EXERCISE OBJECTIVE: Select all lines in the records that include "Дону".

Excerpt from a dataset:

* begin *

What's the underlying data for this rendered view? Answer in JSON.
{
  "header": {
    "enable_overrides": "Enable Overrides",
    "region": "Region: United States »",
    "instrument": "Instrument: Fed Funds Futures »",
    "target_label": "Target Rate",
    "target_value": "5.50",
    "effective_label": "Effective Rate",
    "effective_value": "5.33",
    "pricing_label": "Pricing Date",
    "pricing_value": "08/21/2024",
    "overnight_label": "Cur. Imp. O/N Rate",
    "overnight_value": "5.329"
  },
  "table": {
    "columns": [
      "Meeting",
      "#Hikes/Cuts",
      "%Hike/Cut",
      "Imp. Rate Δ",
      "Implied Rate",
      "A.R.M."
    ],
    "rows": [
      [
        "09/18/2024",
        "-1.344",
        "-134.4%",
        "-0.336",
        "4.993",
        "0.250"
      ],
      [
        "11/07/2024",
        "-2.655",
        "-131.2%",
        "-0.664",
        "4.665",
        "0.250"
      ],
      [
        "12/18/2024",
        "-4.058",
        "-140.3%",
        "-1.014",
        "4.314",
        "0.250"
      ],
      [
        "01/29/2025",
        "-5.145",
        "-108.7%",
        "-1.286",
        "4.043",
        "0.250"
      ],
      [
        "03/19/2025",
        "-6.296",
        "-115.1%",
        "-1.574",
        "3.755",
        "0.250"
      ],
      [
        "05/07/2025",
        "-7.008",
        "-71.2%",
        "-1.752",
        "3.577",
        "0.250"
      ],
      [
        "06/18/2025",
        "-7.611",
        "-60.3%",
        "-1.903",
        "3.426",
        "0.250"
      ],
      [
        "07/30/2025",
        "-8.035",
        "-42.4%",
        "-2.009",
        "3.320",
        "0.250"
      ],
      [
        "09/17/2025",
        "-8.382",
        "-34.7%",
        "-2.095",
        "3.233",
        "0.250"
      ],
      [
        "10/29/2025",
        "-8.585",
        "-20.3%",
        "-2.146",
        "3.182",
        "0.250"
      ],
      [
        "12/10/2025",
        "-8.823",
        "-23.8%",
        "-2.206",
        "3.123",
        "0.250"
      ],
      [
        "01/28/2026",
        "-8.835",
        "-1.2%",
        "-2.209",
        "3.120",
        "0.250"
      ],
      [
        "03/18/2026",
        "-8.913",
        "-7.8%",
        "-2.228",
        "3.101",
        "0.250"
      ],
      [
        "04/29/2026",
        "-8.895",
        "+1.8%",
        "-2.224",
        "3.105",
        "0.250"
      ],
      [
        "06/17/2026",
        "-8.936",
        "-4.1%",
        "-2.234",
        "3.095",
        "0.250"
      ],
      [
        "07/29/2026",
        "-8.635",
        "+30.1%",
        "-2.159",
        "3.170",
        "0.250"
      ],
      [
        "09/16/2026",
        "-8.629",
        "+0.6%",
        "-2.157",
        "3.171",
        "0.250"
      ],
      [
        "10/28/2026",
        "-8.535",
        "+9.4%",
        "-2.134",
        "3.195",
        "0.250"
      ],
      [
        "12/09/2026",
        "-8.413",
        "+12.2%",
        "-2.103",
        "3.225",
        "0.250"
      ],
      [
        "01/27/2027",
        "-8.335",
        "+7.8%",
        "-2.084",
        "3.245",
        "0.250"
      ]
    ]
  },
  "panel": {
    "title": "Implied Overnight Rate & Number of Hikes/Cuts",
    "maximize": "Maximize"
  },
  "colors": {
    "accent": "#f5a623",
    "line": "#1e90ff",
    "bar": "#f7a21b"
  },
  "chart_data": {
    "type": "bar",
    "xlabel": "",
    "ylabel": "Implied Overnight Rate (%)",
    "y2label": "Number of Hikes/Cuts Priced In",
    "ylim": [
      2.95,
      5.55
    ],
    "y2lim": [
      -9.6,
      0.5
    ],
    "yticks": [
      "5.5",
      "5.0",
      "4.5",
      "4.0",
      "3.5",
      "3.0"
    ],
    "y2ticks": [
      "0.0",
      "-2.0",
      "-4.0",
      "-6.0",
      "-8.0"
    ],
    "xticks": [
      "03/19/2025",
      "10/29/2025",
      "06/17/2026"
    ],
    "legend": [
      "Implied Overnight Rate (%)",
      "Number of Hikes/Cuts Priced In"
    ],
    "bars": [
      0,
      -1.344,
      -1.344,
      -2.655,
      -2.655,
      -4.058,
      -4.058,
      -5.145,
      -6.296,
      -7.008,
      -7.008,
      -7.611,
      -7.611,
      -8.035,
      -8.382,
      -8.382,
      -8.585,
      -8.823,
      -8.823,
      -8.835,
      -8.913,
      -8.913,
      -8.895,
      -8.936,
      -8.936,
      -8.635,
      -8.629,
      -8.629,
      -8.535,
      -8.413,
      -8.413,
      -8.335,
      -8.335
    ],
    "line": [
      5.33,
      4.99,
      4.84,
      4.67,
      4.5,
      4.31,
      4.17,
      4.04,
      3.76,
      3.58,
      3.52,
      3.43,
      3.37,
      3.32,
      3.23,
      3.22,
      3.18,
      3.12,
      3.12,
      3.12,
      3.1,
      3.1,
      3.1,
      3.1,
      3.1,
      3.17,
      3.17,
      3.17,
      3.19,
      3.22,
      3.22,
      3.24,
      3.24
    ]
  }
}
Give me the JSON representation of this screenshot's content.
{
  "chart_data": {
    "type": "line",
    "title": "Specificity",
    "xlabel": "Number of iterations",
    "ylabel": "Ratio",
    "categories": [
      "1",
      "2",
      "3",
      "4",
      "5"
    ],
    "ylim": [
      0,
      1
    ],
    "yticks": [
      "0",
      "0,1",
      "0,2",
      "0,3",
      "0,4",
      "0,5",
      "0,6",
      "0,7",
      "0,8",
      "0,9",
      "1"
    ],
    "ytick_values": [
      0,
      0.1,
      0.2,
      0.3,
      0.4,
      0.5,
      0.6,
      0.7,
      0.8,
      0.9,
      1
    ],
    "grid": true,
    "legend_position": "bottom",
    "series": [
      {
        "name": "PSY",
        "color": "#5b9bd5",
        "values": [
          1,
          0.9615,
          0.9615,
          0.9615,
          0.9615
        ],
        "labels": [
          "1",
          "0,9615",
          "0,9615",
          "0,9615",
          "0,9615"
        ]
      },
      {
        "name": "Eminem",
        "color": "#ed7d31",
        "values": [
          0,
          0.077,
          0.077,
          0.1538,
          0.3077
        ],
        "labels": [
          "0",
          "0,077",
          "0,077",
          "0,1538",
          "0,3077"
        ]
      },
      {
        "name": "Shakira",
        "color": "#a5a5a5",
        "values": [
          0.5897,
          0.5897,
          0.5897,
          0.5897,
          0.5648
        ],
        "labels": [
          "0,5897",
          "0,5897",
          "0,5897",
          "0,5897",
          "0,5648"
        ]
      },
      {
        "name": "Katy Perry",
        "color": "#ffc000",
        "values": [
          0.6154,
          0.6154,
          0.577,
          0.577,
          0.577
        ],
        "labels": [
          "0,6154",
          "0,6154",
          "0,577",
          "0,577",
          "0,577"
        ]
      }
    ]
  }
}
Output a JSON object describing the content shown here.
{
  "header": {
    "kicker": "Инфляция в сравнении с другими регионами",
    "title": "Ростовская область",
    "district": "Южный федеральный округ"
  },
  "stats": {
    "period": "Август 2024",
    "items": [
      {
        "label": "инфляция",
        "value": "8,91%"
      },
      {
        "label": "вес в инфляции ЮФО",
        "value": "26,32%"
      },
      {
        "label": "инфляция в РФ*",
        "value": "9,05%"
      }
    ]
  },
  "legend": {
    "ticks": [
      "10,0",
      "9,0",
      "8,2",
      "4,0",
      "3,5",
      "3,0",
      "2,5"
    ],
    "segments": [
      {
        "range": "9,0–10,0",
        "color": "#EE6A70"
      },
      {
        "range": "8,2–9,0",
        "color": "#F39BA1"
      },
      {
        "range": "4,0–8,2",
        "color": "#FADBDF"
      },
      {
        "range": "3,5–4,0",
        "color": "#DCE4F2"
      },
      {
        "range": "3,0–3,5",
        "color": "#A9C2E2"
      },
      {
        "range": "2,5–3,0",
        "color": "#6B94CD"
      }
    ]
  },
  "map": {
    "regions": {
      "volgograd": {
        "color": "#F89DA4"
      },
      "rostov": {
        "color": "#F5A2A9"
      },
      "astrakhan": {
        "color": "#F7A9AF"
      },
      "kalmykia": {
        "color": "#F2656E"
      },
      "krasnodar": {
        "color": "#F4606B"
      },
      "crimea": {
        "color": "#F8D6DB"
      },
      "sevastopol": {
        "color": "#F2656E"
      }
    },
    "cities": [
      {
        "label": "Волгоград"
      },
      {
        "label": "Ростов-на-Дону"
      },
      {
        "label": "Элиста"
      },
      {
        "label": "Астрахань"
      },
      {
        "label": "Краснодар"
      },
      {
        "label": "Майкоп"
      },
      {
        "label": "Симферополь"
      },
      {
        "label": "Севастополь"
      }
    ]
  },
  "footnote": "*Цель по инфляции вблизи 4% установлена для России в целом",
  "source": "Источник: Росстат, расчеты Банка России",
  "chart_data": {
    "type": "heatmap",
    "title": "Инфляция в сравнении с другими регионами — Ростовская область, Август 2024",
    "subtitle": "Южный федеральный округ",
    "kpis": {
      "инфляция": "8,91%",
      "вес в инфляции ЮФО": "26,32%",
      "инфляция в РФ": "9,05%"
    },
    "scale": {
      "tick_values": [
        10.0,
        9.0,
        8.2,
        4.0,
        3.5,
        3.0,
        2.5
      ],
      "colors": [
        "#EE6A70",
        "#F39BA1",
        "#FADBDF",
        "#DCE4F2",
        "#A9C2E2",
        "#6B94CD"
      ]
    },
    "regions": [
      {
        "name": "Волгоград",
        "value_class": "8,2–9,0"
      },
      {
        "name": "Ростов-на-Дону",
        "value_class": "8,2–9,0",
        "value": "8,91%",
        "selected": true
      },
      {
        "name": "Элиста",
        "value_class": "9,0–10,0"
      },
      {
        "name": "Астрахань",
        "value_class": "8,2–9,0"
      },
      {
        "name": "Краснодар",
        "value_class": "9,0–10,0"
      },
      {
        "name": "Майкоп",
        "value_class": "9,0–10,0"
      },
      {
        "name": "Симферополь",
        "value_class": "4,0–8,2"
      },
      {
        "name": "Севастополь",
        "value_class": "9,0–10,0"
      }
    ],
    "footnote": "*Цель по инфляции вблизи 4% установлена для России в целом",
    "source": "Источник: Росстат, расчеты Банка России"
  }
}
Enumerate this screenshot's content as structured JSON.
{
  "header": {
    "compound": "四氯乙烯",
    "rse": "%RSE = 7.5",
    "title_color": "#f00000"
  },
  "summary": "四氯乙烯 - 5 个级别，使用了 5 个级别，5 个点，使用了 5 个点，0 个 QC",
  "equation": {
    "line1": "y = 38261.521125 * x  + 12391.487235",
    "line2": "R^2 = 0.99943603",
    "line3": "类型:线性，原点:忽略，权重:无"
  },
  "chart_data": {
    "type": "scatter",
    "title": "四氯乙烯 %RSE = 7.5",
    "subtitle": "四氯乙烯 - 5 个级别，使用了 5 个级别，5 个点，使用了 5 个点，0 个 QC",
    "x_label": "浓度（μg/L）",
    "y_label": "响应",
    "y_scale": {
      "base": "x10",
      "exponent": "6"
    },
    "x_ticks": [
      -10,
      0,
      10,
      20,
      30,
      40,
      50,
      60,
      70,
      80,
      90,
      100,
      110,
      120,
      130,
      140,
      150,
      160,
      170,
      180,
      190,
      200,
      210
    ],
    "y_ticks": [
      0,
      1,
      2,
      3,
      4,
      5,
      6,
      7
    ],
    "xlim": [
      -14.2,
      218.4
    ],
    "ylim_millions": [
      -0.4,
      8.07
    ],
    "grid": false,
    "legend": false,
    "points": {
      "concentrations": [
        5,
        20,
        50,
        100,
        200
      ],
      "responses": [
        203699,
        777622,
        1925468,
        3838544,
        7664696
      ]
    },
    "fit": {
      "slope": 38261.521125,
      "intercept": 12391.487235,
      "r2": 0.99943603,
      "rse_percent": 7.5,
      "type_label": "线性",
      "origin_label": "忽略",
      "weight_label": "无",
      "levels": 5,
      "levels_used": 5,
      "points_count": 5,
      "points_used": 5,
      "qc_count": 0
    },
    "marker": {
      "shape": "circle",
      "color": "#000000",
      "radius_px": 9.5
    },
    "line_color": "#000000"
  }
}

* end *

ANSWER TO THIS EXERCISE:
        "label": "Ростов-на-Дону"
        "name": "Ростов-на-Дону",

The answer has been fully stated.